● Requirements
All the records that follow need to be reproduced exactly. Omit the images.

● Data records
-.-.-
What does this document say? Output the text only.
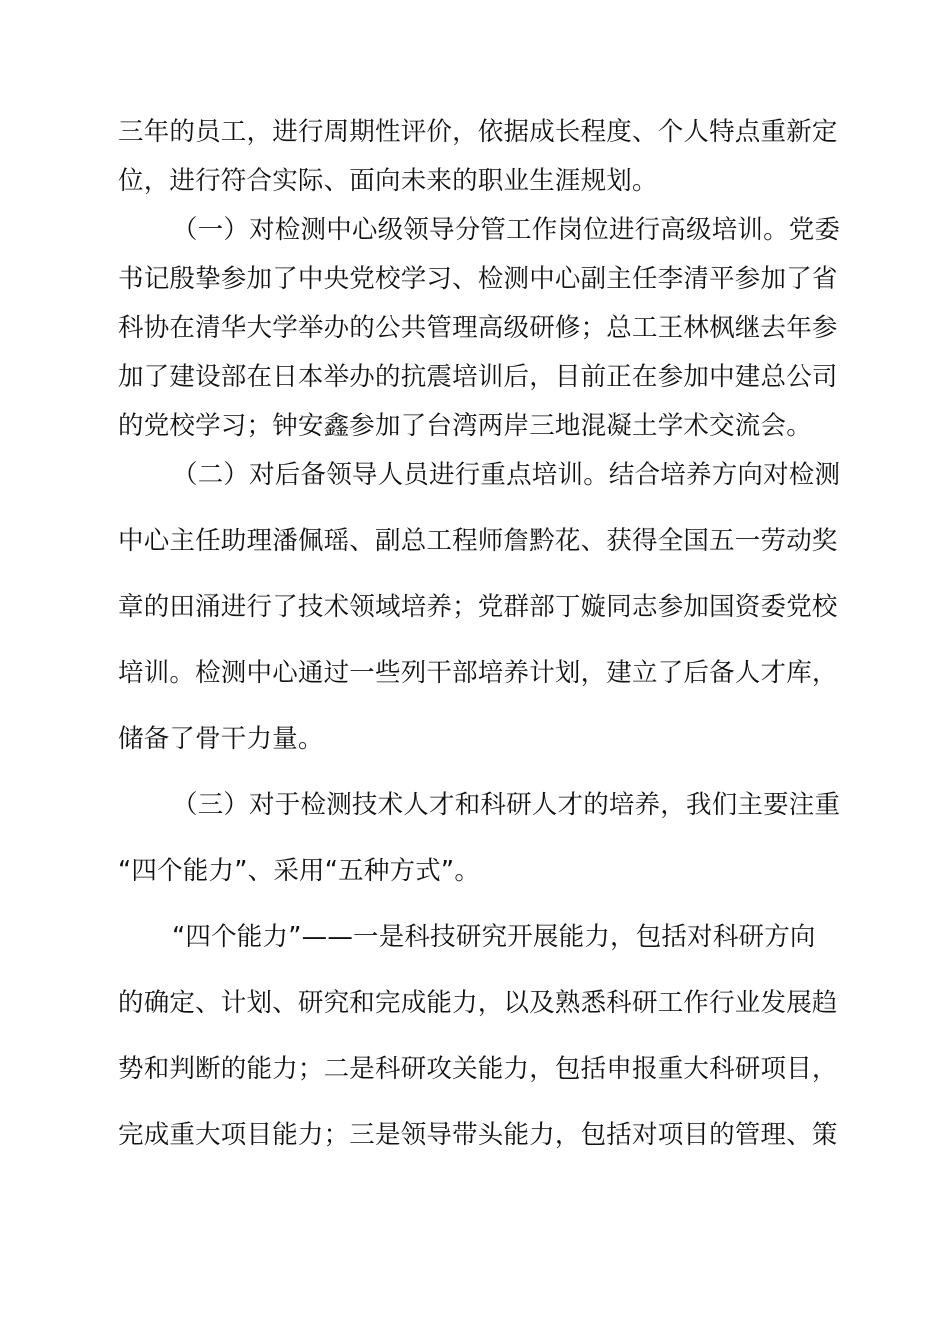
三年的员工，进行周期性评价，依据成长程度、个人特点重新定
位，进行符合实际、面向未来的职业生涯规划。
（一）对检测中心级领导分管工作岗位进行高级培训。党委
书记殷挚参加了中央党校学习、检测中心副主任李清平参加了省
科协在清华大学举办的公共管理高级研修；总工王林枫继去年参
加了建设部在日本举办的抗震培训后，目前正在参加中建总公司
的党校学习；钟安鑫参加了台湾两岸三地混凝土学术交流会。
（二）对后备领导人员进行重点培训。结合培养方向对检测
中心主任助理潘佩瑶、副总工程师詹黔花、获得全国五一劳动奖
章的田涌进行了技术领域培养；党群部丁嫙同志参加国资委党校
培训。检测中心通过一些列干部培养计划，建立了后备人才库，
储备了骨干力量。
（三）对于检测技术人才和科研人才的培养，我们主要注重
“四个能力”、采用“五种方式”。
“四个能力”——一是科技研究开展能力，包括对科研方向
的确定、计划、研究和完成能力，以及熟悉科研工作行业发展趋
势和判断的能力；二是科研攻关能力，包括申报重大科研项目，
完成重大项目能力；三是领导带头能力，包括对项目的管理、策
-.-.-
● Solution below
What does this document say? Output the text only.
三年的员工，进行周期性评价，依据成长程度、个人特点重新定
位，进行符合实际、面向未来的职业生涯规划。
（一）对检测中心级领导分管工作岗位进行高级培训。党委
书记殷挚参加了中央党校学习、检测中心副主任李清平参加了省
科协在清华大学举办的公共管理高级研修；总工王林枫继去年参
加了建设部在日本举办的抗震培训后，目前正在参加中建总公司
的党校学习；钟安鑫参加了台湾两岸三地混凝土学术交流会。
（二）对后备领导人员进行重点培训。结合培养方向对检测
中心主任助理潘佩瑶、副总工程师詹黔花、获得全国五一劳动奖
章的田涌进行了技术领域培养；党群部丁嫙同志参加国资委党校
培训。检测中心通过一些列干部培养计划，建立了后备人才库，
储备了骨干力量。
（三）对于检测技术人才和科研人才的培养，我们主要注重
“四个能力”、采用“五种方式”。
“四个能力”——一是科技研究开展能力，包括对科研方向
的确定、计划、研究和完成能力，以及熟悉科研工作行业发展趋
势和判断的能力；二是科研攻关能力，包括申报重大科研项目，
完成重大项目能力；三是领导带头能力，包括对项目的管理、策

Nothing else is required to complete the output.